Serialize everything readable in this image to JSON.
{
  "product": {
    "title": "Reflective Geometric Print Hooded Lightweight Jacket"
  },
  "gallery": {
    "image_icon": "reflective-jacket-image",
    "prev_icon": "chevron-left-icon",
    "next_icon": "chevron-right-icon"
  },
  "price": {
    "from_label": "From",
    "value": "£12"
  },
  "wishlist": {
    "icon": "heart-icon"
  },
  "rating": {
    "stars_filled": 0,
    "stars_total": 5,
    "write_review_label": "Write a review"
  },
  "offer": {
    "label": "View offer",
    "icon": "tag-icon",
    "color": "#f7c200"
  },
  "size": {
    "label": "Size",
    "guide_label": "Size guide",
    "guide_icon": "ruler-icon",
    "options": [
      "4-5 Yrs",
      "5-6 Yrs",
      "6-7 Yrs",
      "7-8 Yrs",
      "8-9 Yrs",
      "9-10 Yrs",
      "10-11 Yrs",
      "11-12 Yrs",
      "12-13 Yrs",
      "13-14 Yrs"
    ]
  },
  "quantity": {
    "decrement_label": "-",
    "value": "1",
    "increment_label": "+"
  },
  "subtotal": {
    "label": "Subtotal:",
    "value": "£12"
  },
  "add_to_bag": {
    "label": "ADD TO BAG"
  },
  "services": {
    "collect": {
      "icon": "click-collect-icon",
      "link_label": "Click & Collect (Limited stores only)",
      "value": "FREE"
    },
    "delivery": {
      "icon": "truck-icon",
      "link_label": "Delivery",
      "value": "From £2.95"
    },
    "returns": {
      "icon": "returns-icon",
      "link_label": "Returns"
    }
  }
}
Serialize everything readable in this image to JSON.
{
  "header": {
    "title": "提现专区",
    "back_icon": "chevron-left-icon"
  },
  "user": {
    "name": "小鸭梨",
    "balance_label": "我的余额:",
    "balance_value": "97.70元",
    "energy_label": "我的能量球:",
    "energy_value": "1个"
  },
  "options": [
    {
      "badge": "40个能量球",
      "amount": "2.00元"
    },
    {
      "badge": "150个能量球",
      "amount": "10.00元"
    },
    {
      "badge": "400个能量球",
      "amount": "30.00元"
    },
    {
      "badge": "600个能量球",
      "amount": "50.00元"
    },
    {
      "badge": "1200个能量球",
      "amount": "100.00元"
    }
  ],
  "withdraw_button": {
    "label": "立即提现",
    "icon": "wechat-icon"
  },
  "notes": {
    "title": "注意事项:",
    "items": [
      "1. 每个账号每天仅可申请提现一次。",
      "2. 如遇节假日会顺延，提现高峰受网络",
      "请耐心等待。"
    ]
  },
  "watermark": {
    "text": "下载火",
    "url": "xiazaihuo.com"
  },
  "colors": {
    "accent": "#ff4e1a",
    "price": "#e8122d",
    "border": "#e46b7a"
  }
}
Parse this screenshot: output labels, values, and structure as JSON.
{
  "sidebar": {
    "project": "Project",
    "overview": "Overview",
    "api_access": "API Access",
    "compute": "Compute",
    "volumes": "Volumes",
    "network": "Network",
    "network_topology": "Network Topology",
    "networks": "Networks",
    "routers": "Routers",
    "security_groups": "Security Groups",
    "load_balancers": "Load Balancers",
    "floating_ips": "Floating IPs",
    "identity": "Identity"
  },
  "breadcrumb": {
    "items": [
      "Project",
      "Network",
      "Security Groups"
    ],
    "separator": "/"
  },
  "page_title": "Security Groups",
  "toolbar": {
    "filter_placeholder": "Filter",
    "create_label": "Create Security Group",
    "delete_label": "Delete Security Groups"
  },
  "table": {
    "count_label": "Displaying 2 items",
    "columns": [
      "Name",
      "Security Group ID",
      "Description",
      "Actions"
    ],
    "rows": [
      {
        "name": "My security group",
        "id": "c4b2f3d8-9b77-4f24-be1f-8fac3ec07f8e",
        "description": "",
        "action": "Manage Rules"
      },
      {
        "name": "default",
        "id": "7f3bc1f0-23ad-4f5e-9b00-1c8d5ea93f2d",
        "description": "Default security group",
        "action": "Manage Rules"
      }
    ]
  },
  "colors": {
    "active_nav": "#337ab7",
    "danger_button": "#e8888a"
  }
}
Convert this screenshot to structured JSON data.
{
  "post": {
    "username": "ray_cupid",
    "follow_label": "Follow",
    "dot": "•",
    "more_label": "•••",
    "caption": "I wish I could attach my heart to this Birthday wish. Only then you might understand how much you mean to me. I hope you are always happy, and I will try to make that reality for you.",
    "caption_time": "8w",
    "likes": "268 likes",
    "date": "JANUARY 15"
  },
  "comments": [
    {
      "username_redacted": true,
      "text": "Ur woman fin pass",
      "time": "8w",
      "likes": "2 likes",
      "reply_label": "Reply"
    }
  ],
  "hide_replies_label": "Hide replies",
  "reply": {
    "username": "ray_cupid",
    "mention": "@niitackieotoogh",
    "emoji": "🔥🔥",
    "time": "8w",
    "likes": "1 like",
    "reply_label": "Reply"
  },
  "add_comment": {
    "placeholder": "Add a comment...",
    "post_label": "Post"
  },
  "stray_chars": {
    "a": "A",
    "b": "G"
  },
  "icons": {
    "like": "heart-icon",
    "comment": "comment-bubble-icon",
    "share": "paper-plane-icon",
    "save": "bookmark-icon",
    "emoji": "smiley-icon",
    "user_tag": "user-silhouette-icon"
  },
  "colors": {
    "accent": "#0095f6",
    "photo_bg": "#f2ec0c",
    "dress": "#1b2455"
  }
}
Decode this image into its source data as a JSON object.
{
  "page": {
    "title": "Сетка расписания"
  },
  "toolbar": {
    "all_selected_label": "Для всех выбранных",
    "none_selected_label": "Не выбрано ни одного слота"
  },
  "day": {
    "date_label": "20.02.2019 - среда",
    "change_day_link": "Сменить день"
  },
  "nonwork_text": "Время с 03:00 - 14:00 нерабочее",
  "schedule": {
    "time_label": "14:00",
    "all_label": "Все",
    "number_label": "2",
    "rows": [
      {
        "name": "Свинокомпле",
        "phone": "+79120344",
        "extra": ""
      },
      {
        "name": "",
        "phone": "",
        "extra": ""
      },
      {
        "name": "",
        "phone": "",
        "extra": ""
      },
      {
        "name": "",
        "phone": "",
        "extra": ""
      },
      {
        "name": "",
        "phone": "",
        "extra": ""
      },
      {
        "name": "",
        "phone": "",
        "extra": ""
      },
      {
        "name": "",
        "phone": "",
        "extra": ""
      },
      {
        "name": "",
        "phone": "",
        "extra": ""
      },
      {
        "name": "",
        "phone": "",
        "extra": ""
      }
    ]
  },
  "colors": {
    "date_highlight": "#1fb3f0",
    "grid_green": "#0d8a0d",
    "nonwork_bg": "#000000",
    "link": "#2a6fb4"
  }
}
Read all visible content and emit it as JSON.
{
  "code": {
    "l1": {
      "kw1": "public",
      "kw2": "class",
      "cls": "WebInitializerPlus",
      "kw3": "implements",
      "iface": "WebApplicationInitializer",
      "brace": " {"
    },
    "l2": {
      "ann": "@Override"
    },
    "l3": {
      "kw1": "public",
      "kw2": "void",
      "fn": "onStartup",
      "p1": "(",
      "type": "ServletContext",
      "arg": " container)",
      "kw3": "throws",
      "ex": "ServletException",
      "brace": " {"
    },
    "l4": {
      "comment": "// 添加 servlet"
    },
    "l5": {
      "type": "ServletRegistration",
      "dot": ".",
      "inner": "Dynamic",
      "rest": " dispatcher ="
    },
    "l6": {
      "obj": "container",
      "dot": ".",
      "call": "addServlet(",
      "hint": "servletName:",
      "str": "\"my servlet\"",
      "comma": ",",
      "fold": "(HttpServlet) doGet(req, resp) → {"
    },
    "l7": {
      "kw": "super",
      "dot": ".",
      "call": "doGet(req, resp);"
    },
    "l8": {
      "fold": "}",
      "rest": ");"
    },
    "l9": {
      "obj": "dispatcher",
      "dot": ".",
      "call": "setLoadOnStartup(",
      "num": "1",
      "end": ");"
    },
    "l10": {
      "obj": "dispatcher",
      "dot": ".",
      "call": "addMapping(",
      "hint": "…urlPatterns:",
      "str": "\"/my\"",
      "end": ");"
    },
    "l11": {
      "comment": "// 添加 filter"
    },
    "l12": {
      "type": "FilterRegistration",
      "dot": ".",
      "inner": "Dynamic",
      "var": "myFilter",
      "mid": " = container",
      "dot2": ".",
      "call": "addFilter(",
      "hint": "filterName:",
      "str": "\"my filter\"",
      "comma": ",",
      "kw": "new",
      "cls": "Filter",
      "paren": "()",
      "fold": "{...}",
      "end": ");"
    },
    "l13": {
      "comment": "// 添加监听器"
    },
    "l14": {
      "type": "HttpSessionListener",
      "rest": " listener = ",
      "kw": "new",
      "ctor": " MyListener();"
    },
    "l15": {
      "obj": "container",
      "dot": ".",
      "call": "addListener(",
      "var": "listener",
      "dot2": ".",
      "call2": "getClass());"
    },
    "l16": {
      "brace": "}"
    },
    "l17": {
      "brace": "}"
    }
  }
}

────────

Give only the number of lines in the material above that hold the word "hint".

3